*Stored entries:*
- - -

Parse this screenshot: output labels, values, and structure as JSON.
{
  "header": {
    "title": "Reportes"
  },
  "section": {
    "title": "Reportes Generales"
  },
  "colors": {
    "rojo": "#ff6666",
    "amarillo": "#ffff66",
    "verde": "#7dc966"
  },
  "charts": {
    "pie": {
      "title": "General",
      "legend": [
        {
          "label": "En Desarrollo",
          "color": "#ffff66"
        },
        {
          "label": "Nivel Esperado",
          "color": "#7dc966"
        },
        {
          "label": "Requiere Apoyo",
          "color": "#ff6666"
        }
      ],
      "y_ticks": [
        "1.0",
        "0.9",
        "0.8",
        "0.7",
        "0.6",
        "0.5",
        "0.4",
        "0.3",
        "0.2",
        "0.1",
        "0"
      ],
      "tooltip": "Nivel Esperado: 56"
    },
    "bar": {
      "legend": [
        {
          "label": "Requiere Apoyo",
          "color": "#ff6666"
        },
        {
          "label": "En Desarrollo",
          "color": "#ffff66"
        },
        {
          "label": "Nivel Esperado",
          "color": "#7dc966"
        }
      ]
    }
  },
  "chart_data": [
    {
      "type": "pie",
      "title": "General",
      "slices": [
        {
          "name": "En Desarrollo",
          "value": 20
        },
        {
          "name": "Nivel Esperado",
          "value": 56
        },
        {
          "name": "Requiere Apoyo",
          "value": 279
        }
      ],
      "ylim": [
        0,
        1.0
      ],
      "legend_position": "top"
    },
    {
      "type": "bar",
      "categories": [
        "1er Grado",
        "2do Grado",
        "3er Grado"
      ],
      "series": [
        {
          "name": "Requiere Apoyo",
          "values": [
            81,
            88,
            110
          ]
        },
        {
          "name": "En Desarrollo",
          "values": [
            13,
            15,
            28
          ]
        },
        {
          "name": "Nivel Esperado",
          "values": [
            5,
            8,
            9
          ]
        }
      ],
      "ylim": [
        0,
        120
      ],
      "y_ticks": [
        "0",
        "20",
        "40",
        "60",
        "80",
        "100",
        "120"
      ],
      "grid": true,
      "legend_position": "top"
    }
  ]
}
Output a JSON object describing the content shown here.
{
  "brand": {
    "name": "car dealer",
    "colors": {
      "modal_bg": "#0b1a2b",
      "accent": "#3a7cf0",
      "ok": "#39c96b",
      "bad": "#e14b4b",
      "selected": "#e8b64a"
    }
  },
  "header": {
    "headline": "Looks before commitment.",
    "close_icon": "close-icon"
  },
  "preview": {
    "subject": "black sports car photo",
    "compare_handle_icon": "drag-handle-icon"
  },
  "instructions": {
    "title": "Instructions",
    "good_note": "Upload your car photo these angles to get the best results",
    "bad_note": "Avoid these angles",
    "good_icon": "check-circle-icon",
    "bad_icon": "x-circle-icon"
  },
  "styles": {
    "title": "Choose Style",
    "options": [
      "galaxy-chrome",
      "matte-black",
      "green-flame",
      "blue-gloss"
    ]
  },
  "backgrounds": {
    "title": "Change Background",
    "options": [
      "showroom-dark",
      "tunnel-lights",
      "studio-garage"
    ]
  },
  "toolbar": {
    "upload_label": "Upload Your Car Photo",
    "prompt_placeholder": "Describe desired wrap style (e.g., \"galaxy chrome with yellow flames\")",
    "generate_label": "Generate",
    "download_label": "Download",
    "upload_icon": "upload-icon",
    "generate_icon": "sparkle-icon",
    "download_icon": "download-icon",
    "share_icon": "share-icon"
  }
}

- - -

*REQUIRED TASK:* Give the records above again, word for word.

*WORKED ANSWER:*
Parse this screenshot: output labels, values, and structure as JSON.
{
  "header": {
    "title": "Reportes"
  },
  "section": {
    "title": "Reportes Generales"
  },
  "colors": {
    "rojo": "#ff6666",
    "amarillo": "#ffff66",
    "verde": "#7dc966"
  },
  "charts": {
    "pie": {
      "title": "General",
      "legend": [
        {
          "label": "En Desarrollo",
          "color": "#ffff66"
        },
        {
          "label": "Nivel Esperado",
          "color": "#7dc966"
        },
        {
          "label": "Requiere Apoyo",
          "color": "#ff6666"
        }
      ],
      "y_ticks": [
        "1.0",
        "0.9",
        "0.8",
        "0.7",
        "0.6",
        "0.5",
        "0.4",
        "0.3",
        "0.2",
        "0.1",
        "0"
      ],
      "tooltip": "Nivel Esperado: 56"
    },
    "bar": {
      "legend": [
        {
          "label": "Requiere Apoyo",
          "color": "#ff6666"
        },
        {
          "label": "En Desarrollo",
          "color": "#ffff66"
        },
        {
          "label": "Nivel Esperado",
          "color": "#7dc966"
        }
      ]
    }
  },
  "chart_data": [
    {
      "type": "pie",
      "title": "General",
      "slices": [
        {
          "name": "En Desarrollo",
          "value": 20
        },
        {
          "name": "Nivel Esperado",
          "value": 56
        },
        {
          "name": "Requiere Apoyo",
          "value": 279
        }
      ],
      "ylim": [
        0,
        1.0
      ],
      "legend_position": "top"
    },
    {
      "type": "bar",
      "categories": [
        "1er Grado",
        "2do Grado",
        "3er Grado"
      ],
      "series": [
        {
          "name": "Requiere Apoyo",
          "values": [
            81,
            88,
            110
          ]
        },
        {
          "name": "En Desarrollo",
          "values": [
            13,
            15,
            28
          ]
        },
        {
          "name": "Nivel Esperado",
          "values": [
            5,
            8,
            9
          ]
        }
      ],
      "ylim": [
        0,
        120
      ],
      "y_ticks": [
        "0",
        "20",
        "40",
        "60",
        "80",
        "100",
        "120"
      ],
      "grid": true,
      "legend_position": "top"
    }
  ]
}
Output a JSON object describing the content shown here.
{
  "brand": {
    "name": "car dealer",
    "colors": {
      "modal_bg": "#0b1a2b",
      "accent": "#3a7cf0",
      "ok": "#39c96b",
      "bad": "#e14b4b",
      "selected": "#e8b64a"
    }
  },
  "header": {
    "headline": "Looks before commitment.",
    "close_icon": "close-icon"
  },
  "preview": {
    "subject": "black sports car photo",
    "compare_handle_icon": "drag-handle-icon"
  },
  "instructions": {
    "title": "Instructions",
    "good_note": "Upload your car photo these angles to get the best results",
    "bad_note": "Avoid these angles",
    "good_icon": "check-circle-icon",
    "bad_icon": "x-circle-icon"
  },
  "styles": {
    "title": "Choose Style",
    "options": [
      "galaxy-chrome",
      "matte-black",
      "green-flame",
      "blue-gloss"
    ]
  },
  "backgrounds": {
    "title": "Change Background",
    "options": [
      "showroom-dark",
      "tunnel-lights",
      "studio-garage"
    ]
  },
  "toolbar": {
    "upload_label": "Upload Your Car Photo",
    "prompt_placeholder": "Describe desired wrap style (e.g., \"galaxy chrome with yellow flames\")",
    "generate_label": "Generate",
    "download_label": "Download",
    "upload_icon": "upload-icon",
    "generate_icon": "sparkle-icon",
    "download_icon": "download-icon",
    "share_icon": "share-icon"
  }
}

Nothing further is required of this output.